- TASK PROMPT:
Give the material once more, word for word, without any images.

— Begin DATASET ROWS —

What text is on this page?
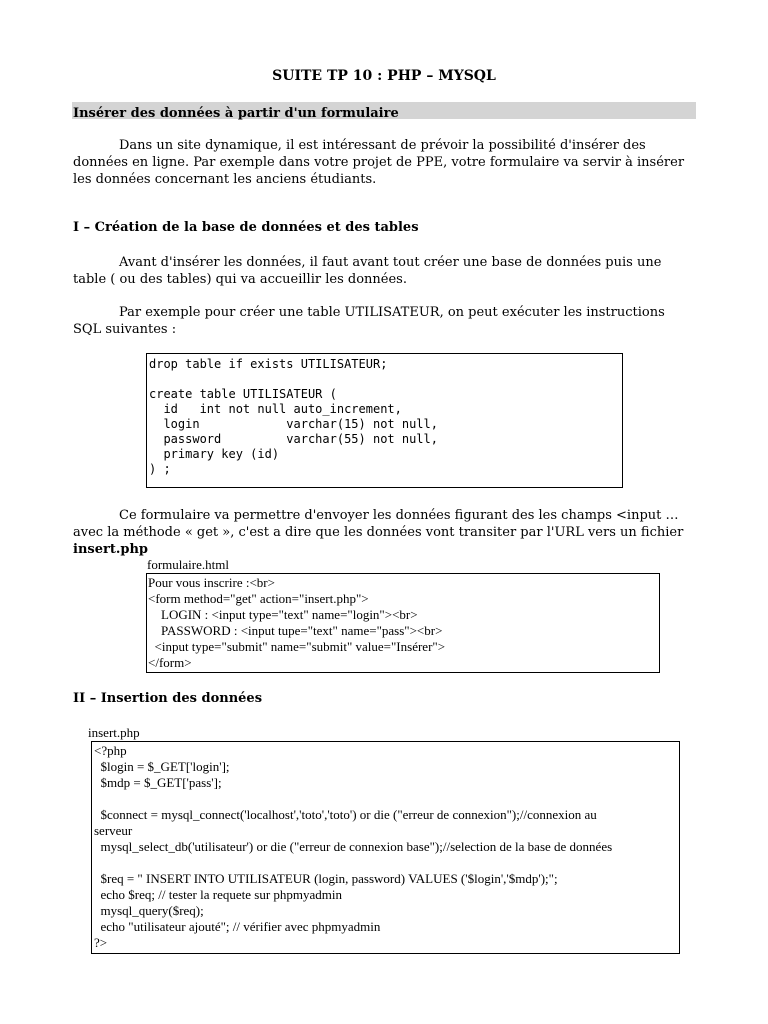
SUITE TP 10 : PHP – MYSQL
Insérer des données à partir d'un formulaire
Dans un site dynamique, il est intéressant de prévoir la possibilité d'insérer des données en ligne. Par exemple dans votre projet de PPE, votre formulaire va servir à insérer les données concernant les anciens étudiants.
I – Création de la base de données et des tables
Avant d'insérer les données, il faut avant tout créer une base de données puis une table ( ou des tables) qui va accueillir les données.
Par exemple pour créer une table UTILISATEUR, on peut exécuter les instructions SQL suivantes :
drop table if exists UTILISATEUR;

create table UTILISATEUR (
id   int not null auto_increment,
login            varchar(15) not null,
password         varchar(55) not null,
primary key (id)
) ;
Ce formulaire va permettre d'envoyer les données figurant des les champs <input … avec la méthode « get », c'est a dire que les données vont transiter par l'URL vers un fichier insert.php
formulaire.html
Pour vous inscrire :<br>
<form method="get" action="insert.php">
LOGIN : <input type="text" name="login"><br>
PASSWORD : <input tupe="text" name="pass"><br>
<input type="submit" name="submit" value="Insérer">
</form>
II – Insertion des données
insert.php
<?php
$login = $_GET['login'];
$mdp = $_GET['pass'];

$connect = mysql_connect('localhost','toto','toto') or die ("erreur de connexion");//connexion au
serveur
mysql_select_db('utilisateur') or die ("erreur de connexion base");//selection de la base de données

$req = " INSERT INTO UTILISATEUR (login, password) VALUES ('$login','$mdp');";
echo $req; // tester la requete sur phpmyadmin
mysql_query($req);
echo "utilisateur ajouté"; // vérifier avec phpmyadmin
?>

— End DATASET ROWS —

- ANSWER:
What text is on this page?
SUITE TP 10 : PHP – MYSQL
Insérer des données à partir d'un formulaire
Dans un site dynamique, il est intéressant de prévoir la possibilité d'insérer des données en ligne. Par exemple dans votre projet de PPE, votre formulaire va servir à insérer les données concernant les anciens étudiants.
I – Création de la base de données et des tables
Avant d'insérer les données, il faut avant tout créer une base de données puis une table ( ou des tables) qui va accueillir les données.
Par exemple pour créer une table UTILISATEUR, on peut exécuter les instructions SQL suivantes :
drop table if exists UTILISATEUR;

create table UTILISATEUR (
id   int not null auto_increment,
login            varchar(15) not null,
password         varchar(55) not null,
primary key (id)
) ;
Ce formulaire va permettre d'envoyer les données figurant des les champs <input … avec la méthode « get », c'est a dire que les données vont transiter par l'URL vers un fichier insert.php
formulaire.html
Pour vous inscrire :<br>
<form method="get" action="insert.php">
LOGIN : <input type="text" name="login"><br>
PASSWORD : <input tupe="text" name="pass"><br>
<input type="submit" name="submit" value="Insérer">
</form>
II – Insertion des données
insert.php
<?php
$login = $_GET['login'];
$mdp = $_GET['pass'];

$connect = mysql_connect('localhost','toto','toto') or die ("erreur de connexion");//connexion au
serveur
mysql_select_db('utilisateur') or die ("erreur de connexion base");//selection de la base de données

$req = " INSERT INTO UTILISATEUR (login, password) VALUES ('$login','$mdp');";
echo $req; // tester la requete sur phpmyadmin
mysql_query($req);
echo "utilisateur ajouté"; // vérifier avec phpmyadmin
?>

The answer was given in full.